DESCRIPTION OF THE TASK
Each line below either holds the string "JSON" or doesn't. Count those that do and give only the number.

Raw records
--- Start ---
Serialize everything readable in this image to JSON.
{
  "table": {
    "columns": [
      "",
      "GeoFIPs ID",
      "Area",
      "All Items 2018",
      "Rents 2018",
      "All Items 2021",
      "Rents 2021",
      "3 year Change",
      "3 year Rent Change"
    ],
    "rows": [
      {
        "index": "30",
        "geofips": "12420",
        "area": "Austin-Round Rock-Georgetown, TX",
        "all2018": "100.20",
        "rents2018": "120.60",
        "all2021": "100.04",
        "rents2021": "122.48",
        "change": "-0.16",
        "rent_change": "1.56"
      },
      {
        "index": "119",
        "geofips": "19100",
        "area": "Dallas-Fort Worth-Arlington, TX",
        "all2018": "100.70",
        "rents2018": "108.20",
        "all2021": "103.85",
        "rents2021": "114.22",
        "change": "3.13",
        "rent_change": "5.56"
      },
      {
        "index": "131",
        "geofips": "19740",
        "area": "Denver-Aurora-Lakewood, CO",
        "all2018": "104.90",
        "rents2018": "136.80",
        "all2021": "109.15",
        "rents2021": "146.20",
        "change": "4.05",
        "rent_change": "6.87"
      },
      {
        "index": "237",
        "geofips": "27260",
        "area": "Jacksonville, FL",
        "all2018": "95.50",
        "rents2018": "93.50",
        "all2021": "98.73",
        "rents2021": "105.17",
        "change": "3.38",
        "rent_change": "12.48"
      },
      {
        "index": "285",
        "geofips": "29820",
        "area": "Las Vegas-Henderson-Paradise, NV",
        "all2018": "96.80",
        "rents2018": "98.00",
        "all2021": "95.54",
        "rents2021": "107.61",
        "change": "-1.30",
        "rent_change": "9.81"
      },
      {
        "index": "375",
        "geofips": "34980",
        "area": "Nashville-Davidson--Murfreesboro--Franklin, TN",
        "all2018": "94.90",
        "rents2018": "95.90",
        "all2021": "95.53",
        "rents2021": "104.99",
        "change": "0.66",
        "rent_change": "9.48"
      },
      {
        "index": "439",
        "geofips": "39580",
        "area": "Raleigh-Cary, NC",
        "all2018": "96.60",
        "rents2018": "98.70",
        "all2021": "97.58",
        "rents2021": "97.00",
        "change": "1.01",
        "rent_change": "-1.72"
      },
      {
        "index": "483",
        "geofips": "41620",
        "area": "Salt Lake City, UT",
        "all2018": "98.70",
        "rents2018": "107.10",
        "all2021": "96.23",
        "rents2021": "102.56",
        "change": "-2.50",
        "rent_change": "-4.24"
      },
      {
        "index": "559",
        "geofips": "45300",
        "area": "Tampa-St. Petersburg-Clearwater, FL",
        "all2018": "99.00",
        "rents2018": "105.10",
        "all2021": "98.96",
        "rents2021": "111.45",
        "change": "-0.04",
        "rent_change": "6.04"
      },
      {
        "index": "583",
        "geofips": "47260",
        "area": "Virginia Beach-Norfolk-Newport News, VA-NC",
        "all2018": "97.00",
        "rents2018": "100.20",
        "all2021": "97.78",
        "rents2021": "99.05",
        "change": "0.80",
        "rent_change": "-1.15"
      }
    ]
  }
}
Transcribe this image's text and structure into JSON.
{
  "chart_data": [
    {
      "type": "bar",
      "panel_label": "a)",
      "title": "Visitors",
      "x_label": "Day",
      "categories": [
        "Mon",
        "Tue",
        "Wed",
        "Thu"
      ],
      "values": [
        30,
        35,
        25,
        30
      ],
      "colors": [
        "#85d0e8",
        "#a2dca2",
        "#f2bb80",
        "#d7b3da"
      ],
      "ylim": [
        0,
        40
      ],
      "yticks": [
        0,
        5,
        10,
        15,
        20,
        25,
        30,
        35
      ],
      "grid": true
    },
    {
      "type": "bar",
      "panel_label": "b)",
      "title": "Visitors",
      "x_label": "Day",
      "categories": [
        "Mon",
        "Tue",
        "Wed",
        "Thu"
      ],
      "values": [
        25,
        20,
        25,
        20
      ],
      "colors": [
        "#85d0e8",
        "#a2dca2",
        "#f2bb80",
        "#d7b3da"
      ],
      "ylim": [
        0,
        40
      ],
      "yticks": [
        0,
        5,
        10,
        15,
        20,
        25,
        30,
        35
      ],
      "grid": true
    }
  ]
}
--- End ---
THE SOLUTION
2